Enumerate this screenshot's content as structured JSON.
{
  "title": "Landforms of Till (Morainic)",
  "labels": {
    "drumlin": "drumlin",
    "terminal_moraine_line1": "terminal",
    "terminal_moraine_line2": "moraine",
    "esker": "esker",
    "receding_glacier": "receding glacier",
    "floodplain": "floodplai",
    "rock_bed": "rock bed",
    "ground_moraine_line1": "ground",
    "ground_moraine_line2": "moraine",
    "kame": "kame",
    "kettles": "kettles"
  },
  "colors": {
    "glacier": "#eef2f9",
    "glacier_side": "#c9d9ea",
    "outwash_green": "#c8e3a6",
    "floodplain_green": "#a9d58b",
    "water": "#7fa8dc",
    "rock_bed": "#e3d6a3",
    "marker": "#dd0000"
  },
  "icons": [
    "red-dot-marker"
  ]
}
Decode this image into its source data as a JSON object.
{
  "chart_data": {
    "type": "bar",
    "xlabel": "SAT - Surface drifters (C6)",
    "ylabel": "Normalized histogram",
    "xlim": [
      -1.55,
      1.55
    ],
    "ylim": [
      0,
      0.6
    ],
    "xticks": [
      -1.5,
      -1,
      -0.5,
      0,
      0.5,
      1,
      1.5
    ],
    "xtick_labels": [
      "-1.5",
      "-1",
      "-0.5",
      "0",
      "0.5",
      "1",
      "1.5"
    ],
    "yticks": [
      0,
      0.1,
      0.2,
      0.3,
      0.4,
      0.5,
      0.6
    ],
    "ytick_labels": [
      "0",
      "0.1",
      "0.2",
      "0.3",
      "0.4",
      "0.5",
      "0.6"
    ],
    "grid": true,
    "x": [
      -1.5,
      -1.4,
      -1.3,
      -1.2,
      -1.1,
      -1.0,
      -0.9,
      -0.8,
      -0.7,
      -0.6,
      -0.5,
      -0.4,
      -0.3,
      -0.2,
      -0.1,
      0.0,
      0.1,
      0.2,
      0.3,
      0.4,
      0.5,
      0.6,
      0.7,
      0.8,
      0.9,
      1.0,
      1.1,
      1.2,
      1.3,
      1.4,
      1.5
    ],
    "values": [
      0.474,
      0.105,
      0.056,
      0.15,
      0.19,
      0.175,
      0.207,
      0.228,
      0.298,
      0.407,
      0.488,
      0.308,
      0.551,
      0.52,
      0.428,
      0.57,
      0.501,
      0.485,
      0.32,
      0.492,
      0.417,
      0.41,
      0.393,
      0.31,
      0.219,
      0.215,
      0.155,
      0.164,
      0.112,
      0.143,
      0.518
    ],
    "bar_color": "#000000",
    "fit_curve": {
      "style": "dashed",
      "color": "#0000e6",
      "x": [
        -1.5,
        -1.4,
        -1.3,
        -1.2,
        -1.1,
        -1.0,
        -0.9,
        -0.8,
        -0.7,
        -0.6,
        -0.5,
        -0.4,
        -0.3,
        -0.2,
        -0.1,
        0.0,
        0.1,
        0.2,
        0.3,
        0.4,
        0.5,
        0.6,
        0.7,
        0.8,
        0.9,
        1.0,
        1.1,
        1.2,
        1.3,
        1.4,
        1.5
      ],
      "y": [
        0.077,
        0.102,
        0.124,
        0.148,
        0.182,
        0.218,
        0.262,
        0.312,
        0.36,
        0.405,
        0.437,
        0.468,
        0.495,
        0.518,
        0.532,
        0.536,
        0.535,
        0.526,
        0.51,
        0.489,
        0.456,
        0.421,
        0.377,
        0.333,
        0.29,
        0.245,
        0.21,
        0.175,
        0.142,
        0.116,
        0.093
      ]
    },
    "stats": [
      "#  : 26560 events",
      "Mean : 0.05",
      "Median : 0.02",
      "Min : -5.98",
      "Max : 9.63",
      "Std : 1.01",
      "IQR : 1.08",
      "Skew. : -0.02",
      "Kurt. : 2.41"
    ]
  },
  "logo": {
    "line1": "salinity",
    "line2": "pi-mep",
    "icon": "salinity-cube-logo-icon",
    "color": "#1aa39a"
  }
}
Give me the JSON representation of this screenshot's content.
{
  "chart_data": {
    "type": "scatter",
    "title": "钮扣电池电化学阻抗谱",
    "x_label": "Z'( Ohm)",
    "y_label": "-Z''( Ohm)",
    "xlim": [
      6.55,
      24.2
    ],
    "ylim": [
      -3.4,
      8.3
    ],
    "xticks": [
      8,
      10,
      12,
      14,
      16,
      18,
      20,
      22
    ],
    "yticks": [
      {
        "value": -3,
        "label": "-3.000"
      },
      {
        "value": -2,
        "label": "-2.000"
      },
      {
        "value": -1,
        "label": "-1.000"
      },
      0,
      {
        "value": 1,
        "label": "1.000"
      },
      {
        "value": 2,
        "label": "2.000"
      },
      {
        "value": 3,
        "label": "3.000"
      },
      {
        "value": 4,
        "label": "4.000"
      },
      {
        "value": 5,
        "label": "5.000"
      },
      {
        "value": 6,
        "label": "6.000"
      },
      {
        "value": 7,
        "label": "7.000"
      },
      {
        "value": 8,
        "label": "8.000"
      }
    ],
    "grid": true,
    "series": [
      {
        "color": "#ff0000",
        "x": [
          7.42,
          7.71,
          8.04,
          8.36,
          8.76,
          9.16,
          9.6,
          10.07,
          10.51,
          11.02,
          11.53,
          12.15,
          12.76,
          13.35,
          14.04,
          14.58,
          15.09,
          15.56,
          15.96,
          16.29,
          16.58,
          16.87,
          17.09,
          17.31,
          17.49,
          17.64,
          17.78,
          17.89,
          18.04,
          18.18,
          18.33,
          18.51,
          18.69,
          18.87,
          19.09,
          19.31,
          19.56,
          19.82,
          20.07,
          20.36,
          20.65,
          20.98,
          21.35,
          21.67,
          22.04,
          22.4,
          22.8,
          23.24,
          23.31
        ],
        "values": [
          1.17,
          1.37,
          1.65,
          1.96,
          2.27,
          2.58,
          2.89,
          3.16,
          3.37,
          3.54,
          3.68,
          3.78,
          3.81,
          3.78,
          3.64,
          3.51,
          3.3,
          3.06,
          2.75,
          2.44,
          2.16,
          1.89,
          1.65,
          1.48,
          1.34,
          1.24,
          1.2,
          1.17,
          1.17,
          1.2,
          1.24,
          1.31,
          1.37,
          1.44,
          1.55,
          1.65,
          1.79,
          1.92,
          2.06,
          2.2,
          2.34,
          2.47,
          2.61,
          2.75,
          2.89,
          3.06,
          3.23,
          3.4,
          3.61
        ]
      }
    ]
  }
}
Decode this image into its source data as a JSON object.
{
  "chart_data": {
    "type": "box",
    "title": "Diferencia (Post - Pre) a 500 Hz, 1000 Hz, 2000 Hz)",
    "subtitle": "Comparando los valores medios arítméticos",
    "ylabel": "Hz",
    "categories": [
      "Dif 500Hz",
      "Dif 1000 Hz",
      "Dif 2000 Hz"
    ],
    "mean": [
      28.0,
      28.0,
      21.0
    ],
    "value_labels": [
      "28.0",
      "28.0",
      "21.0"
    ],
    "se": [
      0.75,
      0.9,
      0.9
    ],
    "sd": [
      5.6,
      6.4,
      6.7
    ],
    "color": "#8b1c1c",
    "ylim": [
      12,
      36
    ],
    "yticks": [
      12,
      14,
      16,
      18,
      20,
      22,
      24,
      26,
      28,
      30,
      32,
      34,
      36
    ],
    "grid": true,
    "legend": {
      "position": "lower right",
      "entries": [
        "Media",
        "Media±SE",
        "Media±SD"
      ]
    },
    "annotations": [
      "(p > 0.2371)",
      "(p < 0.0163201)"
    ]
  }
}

- OBJECTIVE:
From the entries above, list each line with "JSON" in it.

- RESULT OF THE EXERCISE:
Enumerate this screenshot's content as structured JSON.
Decode this image into its source data as a JSON object.
Give me the JSON representation of this screenshot's content.
Decode this image into its source data as a JSON object.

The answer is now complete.